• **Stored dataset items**
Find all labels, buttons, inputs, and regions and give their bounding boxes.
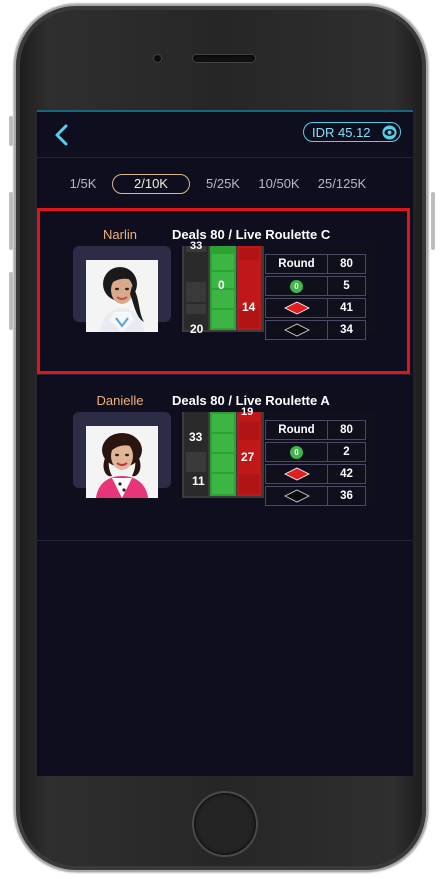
round-label: Round [265,420,328,440]
phone-mute-switch [9,116,13,146]
zero-green-icon: 0 [290,445,303,459]
table-card-roulette-c[interactable]: Narlin Deals 80 / Live Roulette C 33 0 1… [37,208,413,375]
red-diamond-icon [283,301,310,315]
black-diamond-icon [283,323,310,337]
chevron-left-icon [55,124,68,146]
dealer-name: Danielle [96,393,144,408]
black-stat-key [265,486,328,506]
roadmap-panel: 33 19 27 11 Round 80 0 2 42 36 [182,406,376,506]
black-count: 34 [327,320,366,340]
balance-amount: IDR 45.12 [312,124,371,140]
round-count: 80 [327,420,366,440]
phone-power-button [431,192,435,250]
card-divider [37,540,413,541]
bead-number-red-top: 19 [241,406,254,418]
phone-speaker [193,55,255,62]
zero-green-icon: 0 [290,279,303,293]
black-count: 36 [327,486,366,506]
roadmap-panel: 33 0 14 20 Round 80 0 5 41 34 [182,240,376,340]
home-button[interactable] [194,793,256,855]
bead-number-bottom: 20 [190,322,204,336]
app-screen: IDR 45.12 1/5K 2/10K 5/25K 10/50K 25/125… [37,110,413,776]
back-button[interactable] [51,122,75,148]
red-diamond-icon [283,467,310,481]
round-label: Round [265,254,328,274]
zero-stat-key: 0 [265,276,328,296]
bead-number-top: 33 [189,430,203,444]
bead-number-top: 33 [190,240,203,252]
dealer-name: Narlin [103,227,137,242]
dealer-photo-danielle [86,426,158,498]
limit-tab-10-50k[interactable]: 10/50K [255,174,303,194]
limit-tab-1-5k[interactable]: 1/5K [65,174,101,194]
stats-table: Round 80 0 2 42 36 [265,420,366,508]
zero-count: 5 [327,276,366,296]
black-diamond-icon [283,489,310,503]
top-bar: IDR 45.12 [37,110,413,158]
dealer-avatar [73,246,171,332]
bet-limit-tabs: 1/5K 2/10K 5/25K 10/50K 25/125K [37,170,413,198]
dealer-photo-narlin [86,260,158,332]
round-count: 80 [327,254,366,274]
stats-table: Round 80 0 5 41 34 [265,254,366,342]
zero-count: 2 [327,442,366,462]
bead-number-red: 27 [241,450,255,464]
red-stat-key [265,464,328,484]
red-count: 41 [327,298,366,318]
zero-stat-key: 0 [265,442,328,462]
phone-volume-up [9,192,13,250]
phone-camera [154,55,161,62]
red-count: 42 [327,464,366,484]
black-stat-key [265,320,328,340]
limit-tab-2-10k[interactable]: 2/10K [112,174,190,194]
red-stat-key [265,298,328,318]
balance-pill[interactable]: IDR 45.12 [303,122,401,142]
eye-icon[interactable] [382,125,397,143]
bead-number-green: 0 [218,278,225,292]
bead-number-bottom: 11 [192,474,205,488]
dealer-avatar [73,412,171,498]
phone-volume-down [9,272,13,330]
limit-tab-5-25k[interactable]: 5/25K [203,174,243,194]
limit-tab-25-125k[interactable]: 25/125K [314,174,370,194]
bead-number-red: 14 [242,300,256,314]
table-card-roulette-a[interactable]: Danielle Deals 80 / Live Roulette A 33 1… [37,375,413,541]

• **Goal**
Print the lines of the material without any change, starting at the line that contains "round-label: Round [265,420,328,440]" and ending after the line that contains "chevron-left-icon [55,124,68,146]".

• **Written answer**
round-label: Round [265,420,328,440]
phone-mute-switch [9,116,13,146]
zero-green-icon: 0 [290,445,303,459]
table-card-roulette-c[interactable]: Narlin Deals 80 / Live Roulette C 33 0 1… [37,208,413,375]
red-diamond-icon [283,301,310,315]
black-diamond-icon [283,323,310,337]
chevron-left-icon [55,124,68,146]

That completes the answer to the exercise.